# ENTRIES start
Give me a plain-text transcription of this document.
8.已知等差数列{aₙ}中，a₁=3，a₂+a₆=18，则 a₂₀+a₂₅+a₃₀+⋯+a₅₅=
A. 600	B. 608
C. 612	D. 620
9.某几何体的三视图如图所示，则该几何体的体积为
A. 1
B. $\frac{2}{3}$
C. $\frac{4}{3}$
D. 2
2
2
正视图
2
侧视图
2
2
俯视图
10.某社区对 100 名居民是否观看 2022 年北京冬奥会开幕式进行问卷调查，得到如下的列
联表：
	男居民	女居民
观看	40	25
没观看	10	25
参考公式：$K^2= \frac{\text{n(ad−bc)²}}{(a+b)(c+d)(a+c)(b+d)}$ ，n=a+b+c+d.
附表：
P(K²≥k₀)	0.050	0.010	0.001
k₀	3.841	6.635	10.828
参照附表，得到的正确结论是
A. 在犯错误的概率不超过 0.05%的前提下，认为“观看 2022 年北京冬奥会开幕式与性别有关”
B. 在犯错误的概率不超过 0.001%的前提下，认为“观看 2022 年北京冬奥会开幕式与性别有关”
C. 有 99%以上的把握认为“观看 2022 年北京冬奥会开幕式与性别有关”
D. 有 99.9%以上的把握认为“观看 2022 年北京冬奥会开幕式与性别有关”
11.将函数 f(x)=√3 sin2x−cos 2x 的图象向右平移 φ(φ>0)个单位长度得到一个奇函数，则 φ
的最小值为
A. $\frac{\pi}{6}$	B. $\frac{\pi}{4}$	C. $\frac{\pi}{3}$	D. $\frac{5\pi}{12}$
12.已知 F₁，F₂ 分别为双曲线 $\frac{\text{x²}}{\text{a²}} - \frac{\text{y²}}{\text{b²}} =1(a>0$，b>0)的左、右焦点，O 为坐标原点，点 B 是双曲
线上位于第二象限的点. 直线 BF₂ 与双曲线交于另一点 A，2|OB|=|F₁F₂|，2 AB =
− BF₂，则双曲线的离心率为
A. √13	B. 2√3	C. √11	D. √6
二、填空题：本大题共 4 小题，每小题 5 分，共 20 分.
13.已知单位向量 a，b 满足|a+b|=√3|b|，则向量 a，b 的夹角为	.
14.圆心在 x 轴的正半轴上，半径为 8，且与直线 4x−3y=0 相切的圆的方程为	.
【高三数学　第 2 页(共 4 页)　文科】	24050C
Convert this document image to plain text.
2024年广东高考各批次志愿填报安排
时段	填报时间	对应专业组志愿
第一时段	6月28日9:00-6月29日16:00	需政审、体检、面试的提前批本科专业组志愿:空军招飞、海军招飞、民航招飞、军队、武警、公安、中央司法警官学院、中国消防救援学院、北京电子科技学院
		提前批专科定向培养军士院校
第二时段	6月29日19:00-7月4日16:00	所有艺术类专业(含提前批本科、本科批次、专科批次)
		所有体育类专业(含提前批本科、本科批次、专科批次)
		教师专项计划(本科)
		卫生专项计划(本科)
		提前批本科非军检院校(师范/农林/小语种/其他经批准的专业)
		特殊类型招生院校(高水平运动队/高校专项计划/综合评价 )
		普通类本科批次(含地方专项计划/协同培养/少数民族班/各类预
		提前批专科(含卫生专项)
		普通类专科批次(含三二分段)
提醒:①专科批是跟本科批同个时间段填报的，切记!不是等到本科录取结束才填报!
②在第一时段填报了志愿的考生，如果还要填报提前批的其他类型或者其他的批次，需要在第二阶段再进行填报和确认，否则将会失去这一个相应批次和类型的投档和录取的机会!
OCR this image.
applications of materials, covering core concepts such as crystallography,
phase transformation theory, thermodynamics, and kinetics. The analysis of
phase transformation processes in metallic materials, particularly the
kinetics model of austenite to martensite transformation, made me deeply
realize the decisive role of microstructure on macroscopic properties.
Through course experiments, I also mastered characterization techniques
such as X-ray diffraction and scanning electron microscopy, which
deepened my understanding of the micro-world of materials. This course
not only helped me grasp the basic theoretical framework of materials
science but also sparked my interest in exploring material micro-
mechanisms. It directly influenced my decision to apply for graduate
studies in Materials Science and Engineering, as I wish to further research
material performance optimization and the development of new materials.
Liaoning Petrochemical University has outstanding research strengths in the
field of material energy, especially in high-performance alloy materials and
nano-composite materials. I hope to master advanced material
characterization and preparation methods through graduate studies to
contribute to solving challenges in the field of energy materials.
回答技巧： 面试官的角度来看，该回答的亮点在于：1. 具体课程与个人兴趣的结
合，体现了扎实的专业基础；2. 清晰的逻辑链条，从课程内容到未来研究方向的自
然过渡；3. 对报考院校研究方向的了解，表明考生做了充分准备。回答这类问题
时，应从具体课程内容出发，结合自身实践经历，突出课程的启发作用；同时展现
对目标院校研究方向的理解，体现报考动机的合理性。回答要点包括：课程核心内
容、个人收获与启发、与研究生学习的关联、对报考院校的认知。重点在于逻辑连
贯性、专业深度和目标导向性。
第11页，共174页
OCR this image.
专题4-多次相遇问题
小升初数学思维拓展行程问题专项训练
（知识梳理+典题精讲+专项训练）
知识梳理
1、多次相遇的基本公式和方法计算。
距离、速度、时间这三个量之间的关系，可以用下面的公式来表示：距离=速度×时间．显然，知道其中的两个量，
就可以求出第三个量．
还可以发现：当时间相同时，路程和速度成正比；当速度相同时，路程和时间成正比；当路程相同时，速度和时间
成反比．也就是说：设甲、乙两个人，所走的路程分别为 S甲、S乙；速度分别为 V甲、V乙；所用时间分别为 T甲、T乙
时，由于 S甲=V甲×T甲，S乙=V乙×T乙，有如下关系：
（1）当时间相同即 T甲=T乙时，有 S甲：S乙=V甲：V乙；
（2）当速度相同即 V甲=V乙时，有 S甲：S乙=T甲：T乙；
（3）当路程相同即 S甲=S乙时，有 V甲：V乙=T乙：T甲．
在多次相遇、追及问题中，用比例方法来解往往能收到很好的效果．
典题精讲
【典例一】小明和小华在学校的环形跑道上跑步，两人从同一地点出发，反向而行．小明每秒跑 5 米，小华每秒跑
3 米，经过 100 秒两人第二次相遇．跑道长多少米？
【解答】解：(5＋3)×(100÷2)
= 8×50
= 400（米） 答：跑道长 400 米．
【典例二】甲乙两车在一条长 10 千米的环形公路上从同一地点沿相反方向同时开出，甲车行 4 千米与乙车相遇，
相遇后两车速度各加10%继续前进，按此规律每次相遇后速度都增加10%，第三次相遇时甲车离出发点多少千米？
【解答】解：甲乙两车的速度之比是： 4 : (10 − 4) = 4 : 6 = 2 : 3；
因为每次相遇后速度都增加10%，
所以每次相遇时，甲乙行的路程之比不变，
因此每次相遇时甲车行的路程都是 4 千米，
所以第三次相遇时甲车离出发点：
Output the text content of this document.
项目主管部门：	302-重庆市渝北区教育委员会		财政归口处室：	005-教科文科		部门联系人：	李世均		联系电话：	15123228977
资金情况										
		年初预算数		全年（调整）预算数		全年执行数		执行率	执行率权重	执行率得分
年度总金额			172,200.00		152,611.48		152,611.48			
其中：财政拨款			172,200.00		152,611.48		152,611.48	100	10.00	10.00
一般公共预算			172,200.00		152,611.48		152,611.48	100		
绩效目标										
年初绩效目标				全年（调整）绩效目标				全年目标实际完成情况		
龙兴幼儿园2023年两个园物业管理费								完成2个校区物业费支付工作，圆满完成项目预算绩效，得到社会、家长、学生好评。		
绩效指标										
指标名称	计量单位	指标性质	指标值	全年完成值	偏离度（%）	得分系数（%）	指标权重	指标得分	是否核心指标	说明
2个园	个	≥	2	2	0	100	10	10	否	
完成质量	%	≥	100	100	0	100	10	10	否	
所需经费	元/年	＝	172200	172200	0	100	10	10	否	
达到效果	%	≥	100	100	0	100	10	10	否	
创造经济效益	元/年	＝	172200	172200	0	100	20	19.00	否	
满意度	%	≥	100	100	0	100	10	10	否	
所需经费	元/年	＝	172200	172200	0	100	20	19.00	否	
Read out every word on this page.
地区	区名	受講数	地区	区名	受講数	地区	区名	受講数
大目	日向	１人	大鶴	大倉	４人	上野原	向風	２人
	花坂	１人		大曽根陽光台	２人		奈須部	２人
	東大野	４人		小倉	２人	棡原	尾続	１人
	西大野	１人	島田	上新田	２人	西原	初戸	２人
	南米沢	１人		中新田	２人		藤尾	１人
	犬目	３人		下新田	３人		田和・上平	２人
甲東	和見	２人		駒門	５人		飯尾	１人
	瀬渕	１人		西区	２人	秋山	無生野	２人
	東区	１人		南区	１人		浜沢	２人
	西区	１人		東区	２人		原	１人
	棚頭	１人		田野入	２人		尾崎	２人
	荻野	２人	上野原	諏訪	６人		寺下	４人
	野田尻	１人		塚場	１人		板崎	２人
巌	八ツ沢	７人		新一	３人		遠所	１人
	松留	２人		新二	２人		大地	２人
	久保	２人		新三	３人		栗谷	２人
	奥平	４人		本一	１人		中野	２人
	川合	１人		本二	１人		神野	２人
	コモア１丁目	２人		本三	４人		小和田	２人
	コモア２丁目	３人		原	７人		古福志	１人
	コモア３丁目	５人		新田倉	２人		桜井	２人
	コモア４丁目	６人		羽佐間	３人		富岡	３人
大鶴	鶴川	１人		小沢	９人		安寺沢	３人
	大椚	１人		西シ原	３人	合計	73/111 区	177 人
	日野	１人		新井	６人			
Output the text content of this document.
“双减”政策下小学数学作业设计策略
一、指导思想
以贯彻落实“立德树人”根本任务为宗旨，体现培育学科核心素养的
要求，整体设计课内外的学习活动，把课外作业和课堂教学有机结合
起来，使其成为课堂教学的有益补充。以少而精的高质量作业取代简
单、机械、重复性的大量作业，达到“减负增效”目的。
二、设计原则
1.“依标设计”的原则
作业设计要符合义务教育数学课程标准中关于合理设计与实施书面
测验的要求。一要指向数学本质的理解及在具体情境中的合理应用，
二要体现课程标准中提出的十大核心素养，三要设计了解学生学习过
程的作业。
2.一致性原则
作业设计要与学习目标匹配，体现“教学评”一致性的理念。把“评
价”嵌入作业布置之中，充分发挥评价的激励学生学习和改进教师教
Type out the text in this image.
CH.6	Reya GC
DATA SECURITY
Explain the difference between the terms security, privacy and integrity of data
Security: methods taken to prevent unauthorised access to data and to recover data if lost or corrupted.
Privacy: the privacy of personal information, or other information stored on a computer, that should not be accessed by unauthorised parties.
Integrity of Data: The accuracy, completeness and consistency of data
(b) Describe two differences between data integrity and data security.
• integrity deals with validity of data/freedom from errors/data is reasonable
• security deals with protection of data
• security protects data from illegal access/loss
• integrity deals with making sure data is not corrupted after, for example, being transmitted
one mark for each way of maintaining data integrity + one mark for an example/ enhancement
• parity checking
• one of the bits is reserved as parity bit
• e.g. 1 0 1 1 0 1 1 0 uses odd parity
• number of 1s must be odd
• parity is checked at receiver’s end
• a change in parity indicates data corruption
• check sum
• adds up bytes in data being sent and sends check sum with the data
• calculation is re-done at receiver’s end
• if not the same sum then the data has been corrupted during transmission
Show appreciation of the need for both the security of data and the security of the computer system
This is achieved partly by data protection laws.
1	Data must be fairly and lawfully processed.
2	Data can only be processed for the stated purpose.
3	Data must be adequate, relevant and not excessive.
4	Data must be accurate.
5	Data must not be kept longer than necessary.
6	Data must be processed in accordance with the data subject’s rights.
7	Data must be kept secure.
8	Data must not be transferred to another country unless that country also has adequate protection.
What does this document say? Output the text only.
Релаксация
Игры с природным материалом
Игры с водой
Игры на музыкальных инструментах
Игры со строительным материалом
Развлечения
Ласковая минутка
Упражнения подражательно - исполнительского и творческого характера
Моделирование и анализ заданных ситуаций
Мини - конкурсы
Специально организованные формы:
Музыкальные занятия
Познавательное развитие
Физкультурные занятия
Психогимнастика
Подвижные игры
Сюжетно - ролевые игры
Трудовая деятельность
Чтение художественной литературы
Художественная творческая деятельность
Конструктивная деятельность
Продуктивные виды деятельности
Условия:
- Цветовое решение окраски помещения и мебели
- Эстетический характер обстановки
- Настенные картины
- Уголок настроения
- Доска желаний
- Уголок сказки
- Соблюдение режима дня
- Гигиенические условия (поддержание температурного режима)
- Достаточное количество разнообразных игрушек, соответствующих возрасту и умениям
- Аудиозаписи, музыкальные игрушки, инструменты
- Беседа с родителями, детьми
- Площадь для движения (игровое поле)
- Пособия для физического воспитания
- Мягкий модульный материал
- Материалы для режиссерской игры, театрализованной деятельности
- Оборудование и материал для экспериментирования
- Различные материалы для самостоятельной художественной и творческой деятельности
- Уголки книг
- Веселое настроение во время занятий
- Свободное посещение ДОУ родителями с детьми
# ENTRIES end
**SET EXERCISE**
Where a line holds the string "所需经费", copy that line.

**TASK ANSWER**
所需经费	元/年	＝	172200	172200	0	100	10	10	否	
所需经费	元/年	＝	172200	172200	0	100	20	19.00	否	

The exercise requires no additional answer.